■ Stated goal
Take the entries below and reproduce them word for word.

■ Material for this exercise
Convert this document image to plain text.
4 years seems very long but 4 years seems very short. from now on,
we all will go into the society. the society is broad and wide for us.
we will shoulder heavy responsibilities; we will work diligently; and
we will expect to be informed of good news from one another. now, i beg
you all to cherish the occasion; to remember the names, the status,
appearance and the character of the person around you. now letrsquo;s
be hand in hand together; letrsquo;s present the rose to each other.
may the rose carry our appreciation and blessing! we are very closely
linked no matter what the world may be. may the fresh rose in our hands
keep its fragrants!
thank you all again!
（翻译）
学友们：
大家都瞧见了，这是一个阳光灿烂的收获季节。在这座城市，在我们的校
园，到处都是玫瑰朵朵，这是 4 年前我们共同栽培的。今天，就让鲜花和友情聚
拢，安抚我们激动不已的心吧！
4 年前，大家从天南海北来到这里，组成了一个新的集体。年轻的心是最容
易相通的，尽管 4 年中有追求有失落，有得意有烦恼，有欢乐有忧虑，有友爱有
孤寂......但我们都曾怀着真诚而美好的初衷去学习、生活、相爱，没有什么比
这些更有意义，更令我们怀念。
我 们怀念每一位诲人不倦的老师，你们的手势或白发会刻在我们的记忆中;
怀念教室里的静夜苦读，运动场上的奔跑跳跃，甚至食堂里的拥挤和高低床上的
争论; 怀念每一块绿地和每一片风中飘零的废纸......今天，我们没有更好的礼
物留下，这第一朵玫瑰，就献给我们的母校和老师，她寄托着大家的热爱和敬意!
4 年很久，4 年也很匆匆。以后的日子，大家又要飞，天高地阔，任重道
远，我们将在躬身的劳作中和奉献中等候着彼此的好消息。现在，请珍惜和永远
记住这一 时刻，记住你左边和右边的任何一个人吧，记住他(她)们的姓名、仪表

■ Solution to the exercise
Convert this document image to plain text.
4 years seems very long but 4 years seems very short. from now on,
we all will go into the society. the society is broad and wide for us.
we will shoulder heavy responsibilities; we will work diligently; and
we will expect to be informed of good news from one another. now, i beg
you all to cherish the occasion; to remember the names, the status,
appearance and the character of the person around you. now letrsquo;s
be hand in hand together; letrsquo;s present the rose to each other.
may the rose carry our appreciation and blessing! we are very closely
linked no matter what the world may be. may the fresh rose in our hands
keep its fragrants!
thank you all again!
（翻译）
学友们：
大家都瞧见了，这是一个阳光灿烂的收获季节。在这座城市，在我们的校
园，到处都是玫瑰朵朵，这是 4 年前我们共同栽培的。今天，就让鲜花和友情聚
拢，安抚我们激动不已的心吧！
4 年前，大家从天南海北来到这里，组成了一个新的集体。年轻的心是最容
易相通的，尽管 4 年中有追求有失落，有得意有烦恼，有欢乐有忧虑，有友爱有
孤寂......但我们都曾怀着真诚而美好的初衷去学习、生活、相爱，没有什么比
这些更有意义，更令我们怀念。
我 们怀念每一位诲人不倦的老师，你们的手势或白发会刻在我们的记忆中;
怀念教室里的静夜苦读，运动场上的奔跑跳跃，甚至食堂里的拥挤和高低床上的
争论; 怀念每一块绿地和每一片风中飘零的废纸......今天，我们没有更好的礼
物留下，这第一朵玫瑰，就献给我们的母校和老师，她寄托着大家的热爱和敬意!
4 年很久，4 年也很匆匆。以后的日子，大家又要飞，天高地阔，任重道
远，我们将在躬身的劳作中和奉献中等候着彼此的好消息。现在，请珍惜和永远
记住这一 时刻，记住你左边和右边的任何一个人吧，记住他(她)们的姓名、仪表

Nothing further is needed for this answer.